* Job: Repeat the entire listing exactly.

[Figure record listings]
## START

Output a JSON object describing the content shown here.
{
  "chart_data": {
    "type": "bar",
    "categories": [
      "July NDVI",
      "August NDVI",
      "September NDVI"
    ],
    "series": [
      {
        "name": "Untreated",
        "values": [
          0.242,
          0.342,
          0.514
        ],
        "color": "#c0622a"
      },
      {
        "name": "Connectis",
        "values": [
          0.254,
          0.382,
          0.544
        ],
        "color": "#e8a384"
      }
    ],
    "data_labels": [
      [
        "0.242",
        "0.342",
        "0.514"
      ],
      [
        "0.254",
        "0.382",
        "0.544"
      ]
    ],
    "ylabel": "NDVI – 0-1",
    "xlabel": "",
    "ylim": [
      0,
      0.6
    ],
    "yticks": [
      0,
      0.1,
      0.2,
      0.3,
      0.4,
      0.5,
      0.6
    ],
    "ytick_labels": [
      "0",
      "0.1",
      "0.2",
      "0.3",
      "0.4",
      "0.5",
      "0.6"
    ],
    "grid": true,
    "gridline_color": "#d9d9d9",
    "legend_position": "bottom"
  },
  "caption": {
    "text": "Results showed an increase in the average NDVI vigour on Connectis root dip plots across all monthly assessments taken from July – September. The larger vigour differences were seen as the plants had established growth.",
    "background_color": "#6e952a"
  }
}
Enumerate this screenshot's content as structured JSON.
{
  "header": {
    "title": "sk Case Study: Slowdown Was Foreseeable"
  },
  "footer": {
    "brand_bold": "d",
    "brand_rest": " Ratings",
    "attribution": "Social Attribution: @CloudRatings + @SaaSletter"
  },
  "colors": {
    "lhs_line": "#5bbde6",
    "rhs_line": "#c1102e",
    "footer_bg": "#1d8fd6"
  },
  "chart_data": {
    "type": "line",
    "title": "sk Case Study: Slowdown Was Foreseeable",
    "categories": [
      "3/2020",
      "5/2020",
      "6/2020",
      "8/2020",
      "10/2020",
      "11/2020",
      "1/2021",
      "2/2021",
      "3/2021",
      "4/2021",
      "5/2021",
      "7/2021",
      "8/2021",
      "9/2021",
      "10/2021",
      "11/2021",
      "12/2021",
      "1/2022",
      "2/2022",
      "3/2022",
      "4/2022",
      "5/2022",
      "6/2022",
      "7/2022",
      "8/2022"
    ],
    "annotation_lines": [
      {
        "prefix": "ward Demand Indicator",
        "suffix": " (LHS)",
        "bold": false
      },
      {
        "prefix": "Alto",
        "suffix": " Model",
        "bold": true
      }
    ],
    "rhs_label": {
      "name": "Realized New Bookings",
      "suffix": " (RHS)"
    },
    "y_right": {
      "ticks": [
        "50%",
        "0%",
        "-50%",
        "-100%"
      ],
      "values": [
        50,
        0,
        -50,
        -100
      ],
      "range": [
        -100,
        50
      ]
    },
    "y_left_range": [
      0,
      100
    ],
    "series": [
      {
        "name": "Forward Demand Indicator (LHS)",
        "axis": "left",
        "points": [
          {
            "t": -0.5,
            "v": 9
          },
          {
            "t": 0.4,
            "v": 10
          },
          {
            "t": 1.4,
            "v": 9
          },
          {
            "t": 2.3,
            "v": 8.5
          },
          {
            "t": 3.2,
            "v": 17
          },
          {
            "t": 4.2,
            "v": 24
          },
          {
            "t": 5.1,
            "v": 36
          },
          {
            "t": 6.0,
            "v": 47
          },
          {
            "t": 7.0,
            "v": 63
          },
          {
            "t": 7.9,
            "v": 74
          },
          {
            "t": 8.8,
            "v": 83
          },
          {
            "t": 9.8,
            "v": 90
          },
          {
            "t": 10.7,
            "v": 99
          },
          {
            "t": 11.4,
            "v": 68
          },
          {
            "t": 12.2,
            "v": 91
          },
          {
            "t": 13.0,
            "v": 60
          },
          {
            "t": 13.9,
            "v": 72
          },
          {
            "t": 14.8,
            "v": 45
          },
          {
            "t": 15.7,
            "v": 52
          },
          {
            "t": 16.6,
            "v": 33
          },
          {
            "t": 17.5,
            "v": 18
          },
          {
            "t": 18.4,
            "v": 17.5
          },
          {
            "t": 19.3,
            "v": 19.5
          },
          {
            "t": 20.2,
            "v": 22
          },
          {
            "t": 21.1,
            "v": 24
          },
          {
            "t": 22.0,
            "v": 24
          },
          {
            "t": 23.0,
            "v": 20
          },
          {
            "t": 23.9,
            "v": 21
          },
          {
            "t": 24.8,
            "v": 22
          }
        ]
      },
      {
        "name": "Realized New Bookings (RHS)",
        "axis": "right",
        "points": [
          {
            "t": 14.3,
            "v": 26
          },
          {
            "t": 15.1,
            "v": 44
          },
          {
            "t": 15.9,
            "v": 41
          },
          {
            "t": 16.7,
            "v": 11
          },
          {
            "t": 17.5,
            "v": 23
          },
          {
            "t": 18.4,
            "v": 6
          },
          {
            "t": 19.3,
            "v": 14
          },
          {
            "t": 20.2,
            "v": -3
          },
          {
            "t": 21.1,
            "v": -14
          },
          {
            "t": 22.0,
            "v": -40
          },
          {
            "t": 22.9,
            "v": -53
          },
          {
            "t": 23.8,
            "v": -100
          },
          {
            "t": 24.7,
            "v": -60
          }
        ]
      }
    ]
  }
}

## END

* Expected output:
Output a JSON object describing the content shown here.
{
  "chart_data": {
    "type": "bar",
    "categories": [
      "July NDVI",
      "August NDVI",
      "September NDVI"
    ],
    "series": [
      {
        "name": "Untreated",
        "values": [
          0.242,
          0.342,
          0.514
        ],
        "color": "#c0622a"
      },
      {
        "name": "Connectis",
        "values": [
          0.254,
          0.382,
          0.544
        ],
        "color": "#e8a384"
      }
    ],
    "data_labels": [
      [
        "0.242",
        "0.342",
        "0.514"
      ],
      [
        "0.254",
        "0.382",
        "0.544"
      ]
    ],
    "ylabel": "NDVI – 0-1",
    "xlabel": "",
    "ylim": [
      0,
      0.6
    ],
    "yticks": [
      0,
      0.1,
      0.2,
      0.3,
      0.4,
      0.5,
      0.6
    ],
    "ytick_labels": [
      "0",
      "0.1",
      "0.2",
      "0.3",
      "0.4",
      "0.5",
      "0.6"
    ],
    "grid": true,
    "gridline_color": "#d9d9d9",
    "legend_position": "bottom"
  },
  "caption": {
    "text": "Results showed an increase in the average NDVI vigour on Connectis root dip plots across all monthly assessments taken from July – September. The larger vigour differences were seen as the plants had established growth.",
    "background_color": "#6e952a"
  }
}
Enumerate this screenshot's content as structured JSON.
{
  "header": {
    "title": "sk Case Study: Slowdown Was Foreseeable"
  },
  "footer": {
    "brand_bold": "d",
    "brand_rest": " Ratings",
    "attribution": "Social Attribution: @CloudRatings + @SaaSletter"
  },
  "colors": {
    "lhs_line": "#5bbde6",
    "rhs_line": "#c1102e",
    "footer_bg": "#1d8fd6"
  },
  "chart_data": {
    "type": "line",
    "title": "sk Case Study: Slowdown Was Foreseeable",
    "categories": [
      "3/2020",
      "5/2020",
      "6/2020",
      "8/2020",
      "10/2020",
      "11/2020",
      "1/2021",
      "2/2021",
      "3/2021",
      "4/2021",
      "5/2021",
      "7/2021",
      "8/2021",
      "9/2021",
      "10/2021",
      "11/2021",
      "12/2021",
      "1/2022",
      "2/2022",
      "3/2022",
      "4/2022",
      "5/2022",
      "6/2022",
      "7/2022",
      "8/2022"
    ],
    "annotation_lines": [
      {
        "prefix": "ward Demand Indicator",
        "suffix": " (LHS)",
        "bold": false
      },
      {
        "prefix": "Alto",
        "suffix": " Model",
        "bold": true
      }
    ],
    "rhs_label": {
      "name": "Realized New Bookings",
      "suffix": " (RHS)"
    },
    "y_right": {
      "ticks": [
        "50%",
        "0%",
        "-50%",
        "-100%"
      ],
      "values": [
        50,
        0,
        -50,
        -100
      ],
      "range": [
        -100,
        50
      ]
    },
    "y_left_range": [
      0,
      100
    ],
    "series": [
      {
        "name": "Forward Demand Indicator (LHS)",
        "axis": "left",
        "points": [
          {
            "t": -0.5,
            "v": 9
          },
          {
            "t": 0.4,
            "v": 10
          },
          {
            "t": 1.4,
            "v": 9
          },
          {
            "t": 2.3,
            "v": 8.5
          },
          {
            "t": 3.2,
            "v": 17
          },
          {
            "t": 4.2,
            "v": 24
          },
          {
            "t": 5.1,
            "v": 36
          },
          {
            "t": 6.0,
            "v": 47
          },
          {
            "t": 7.0,
            "v": 63
          },
          {
            "t": 7.9,
            "v": 74
          },
          {
            "t": 8.8,
            "v": 83
          },
          {
            "t": 9.8,
            "v": 90
          },
          {
            "t": 10.7,
            "v": 99
          },
          {
            "t": 11.4,
            "v": 68
          },
          {
            "t": 12.2,
            "v": 91
          },
          {
            "t": 13.0,
            "v": 60
          },
          {
            "t": 13.9,
            "v": 72
          },
          {
            "t": 14.8,
            "v": 45
          },
          {
            "t": 15.7,
            "v": 52
          },
          {
            "t": 16.6,
            "v": 33
          },
          {
            "t": 17.5,
            "v": 18
          },
          {
            "t": 18.4,
            "v": 17.5
          },
          {
            "t": 19.3,
            "v": 19.5
          },
          {
            "t": 20.2,
            "v": 22
          },
          {
            "t": 21.1,
            "v": 24
          },
          {
            "t": 22.0,
            "v": 24
          },
          {
            "t": 23.0,
            "v": 20
          },
          {
            "t": 23.9,
            "v": 21
          },
          {
            "t": 24.8,
            "v": 22
          }
        ]
      },
      {
        "name": "Realized New Bookings (RHS)",
        "axis": "right",
        "points": [
          {
            "t": 14.3,
            "v": 26
          },
          {
            "t": 15.1,
            "v": 44
          },
          {
            "t": 15.9,
            "v": 41
          },
          {
            "t": 16.7,
            "v": 11
          },
          {
            "t": 17.5,
            "v": 23
          },
          {
            "t": 18.4,
            "v": 6
          },
          {
            "t": 19.3,
            "v": 14
          },
          {
            "t": 20.2,
            "v": -3
          },
          {
            "t": 21.1,
            "v": -14
          },
          {
            "t": 22.0,
            "v": -40
          },
          {
            "t": 22.9,
            "v": -53
          },
          {
            "t": 23.8,
            "v": -100
          },
          {
            "t": 24.7,
            "v": -60
          }
        ]
      }
    ]
  }
}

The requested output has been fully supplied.